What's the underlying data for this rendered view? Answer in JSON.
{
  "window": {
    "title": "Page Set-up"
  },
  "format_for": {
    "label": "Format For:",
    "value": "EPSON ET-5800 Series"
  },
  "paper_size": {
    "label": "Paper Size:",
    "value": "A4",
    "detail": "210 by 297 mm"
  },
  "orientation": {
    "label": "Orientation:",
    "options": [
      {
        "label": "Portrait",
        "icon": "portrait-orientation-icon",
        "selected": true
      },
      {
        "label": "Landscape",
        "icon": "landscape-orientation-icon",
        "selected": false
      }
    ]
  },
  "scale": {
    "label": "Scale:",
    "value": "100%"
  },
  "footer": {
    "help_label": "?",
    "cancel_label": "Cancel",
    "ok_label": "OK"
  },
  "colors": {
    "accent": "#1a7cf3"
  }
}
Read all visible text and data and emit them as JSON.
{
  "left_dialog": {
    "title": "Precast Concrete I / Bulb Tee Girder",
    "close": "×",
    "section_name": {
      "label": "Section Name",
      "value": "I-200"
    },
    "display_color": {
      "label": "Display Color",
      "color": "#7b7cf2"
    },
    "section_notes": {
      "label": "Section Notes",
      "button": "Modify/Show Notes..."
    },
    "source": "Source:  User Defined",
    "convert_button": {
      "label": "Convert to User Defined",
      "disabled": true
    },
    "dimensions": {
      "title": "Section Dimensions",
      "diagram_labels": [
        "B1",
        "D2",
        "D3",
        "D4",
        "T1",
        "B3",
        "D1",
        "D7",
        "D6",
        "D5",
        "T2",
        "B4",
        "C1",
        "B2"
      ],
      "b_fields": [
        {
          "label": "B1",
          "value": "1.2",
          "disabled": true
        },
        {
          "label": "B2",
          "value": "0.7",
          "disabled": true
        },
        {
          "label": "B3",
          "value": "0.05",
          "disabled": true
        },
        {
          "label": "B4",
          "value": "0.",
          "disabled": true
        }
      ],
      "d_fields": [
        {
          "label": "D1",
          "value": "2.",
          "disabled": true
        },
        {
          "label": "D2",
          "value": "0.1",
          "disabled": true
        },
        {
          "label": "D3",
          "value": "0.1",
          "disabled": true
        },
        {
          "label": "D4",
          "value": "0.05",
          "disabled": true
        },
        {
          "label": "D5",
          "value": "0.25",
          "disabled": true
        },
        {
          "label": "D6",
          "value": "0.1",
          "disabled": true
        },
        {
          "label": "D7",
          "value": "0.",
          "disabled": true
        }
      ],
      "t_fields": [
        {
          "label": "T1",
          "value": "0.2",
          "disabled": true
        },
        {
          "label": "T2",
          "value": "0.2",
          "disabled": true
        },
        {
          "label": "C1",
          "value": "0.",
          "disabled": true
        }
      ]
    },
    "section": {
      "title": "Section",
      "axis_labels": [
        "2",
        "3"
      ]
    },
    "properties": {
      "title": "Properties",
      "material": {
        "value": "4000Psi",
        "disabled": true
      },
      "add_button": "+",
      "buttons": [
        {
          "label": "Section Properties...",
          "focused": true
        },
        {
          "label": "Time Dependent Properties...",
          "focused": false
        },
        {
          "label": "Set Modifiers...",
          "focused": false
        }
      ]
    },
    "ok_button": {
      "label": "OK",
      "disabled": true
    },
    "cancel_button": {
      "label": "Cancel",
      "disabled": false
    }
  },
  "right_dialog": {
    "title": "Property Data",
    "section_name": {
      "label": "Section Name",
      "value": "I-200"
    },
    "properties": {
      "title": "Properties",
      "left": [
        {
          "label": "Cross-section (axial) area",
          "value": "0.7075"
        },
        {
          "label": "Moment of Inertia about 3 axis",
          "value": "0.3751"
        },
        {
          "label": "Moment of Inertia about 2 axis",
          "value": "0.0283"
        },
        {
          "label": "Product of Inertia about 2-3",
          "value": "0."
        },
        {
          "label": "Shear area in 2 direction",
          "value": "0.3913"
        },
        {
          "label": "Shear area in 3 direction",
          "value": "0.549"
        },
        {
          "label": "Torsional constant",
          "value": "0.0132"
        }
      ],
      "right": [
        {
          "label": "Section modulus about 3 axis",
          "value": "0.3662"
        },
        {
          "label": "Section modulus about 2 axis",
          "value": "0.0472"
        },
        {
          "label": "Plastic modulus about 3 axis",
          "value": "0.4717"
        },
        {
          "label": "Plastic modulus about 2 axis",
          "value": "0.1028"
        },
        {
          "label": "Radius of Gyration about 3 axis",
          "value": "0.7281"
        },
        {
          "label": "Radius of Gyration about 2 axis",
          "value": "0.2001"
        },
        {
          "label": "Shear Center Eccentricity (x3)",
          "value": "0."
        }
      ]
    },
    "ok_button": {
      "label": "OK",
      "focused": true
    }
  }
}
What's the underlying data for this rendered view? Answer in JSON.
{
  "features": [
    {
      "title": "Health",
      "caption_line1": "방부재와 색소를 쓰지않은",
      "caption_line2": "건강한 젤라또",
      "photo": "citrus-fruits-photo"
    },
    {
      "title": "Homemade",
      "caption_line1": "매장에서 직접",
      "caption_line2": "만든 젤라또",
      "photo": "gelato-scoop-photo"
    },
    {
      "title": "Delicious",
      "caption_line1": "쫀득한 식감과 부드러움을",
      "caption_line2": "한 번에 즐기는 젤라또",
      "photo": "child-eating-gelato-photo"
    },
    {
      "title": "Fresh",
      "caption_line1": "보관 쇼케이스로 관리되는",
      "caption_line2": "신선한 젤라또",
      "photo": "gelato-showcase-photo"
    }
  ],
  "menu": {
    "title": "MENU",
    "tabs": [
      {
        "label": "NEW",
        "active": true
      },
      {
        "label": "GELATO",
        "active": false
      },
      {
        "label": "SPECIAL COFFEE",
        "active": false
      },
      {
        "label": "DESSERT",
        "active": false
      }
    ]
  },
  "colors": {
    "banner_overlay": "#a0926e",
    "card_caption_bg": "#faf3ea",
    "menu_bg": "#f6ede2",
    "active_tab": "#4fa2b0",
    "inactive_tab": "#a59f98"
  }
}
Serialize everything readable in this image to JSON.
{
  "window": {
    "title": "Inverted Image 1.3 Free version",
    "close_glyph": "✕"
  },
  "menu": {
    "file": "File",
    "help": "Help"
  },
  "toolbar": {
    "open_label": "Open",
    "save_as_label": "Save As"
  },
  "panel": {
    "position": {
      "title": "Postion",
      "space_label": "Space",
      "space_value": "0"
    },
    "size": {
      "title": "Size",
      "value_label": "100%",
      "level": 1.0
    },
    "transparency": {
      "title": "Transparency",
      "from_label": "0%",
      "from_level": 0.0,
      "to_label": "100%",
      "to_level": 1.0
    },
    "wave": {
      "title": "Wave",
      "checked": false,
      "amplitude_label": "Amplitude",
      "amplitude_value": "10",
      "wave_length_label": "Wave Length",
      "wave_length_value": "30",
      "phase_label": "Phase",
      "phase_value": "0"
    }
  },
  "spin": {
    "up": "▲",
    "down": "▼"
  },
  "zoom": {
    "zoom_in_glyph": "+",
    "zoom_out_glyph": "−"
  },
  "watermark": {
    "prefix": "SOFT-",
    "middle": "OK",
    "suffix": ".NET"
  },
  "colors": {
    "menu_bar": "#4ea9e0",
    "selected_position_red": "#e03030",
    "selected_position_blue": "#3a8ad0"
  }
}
----------------
* _Task instructions_
From the entries above, copy each line holding "Gyration".

* _In response_
          "label": "Radius of Gyration about 3 axis",
          "label": "Radius of Gyration about 2 axis",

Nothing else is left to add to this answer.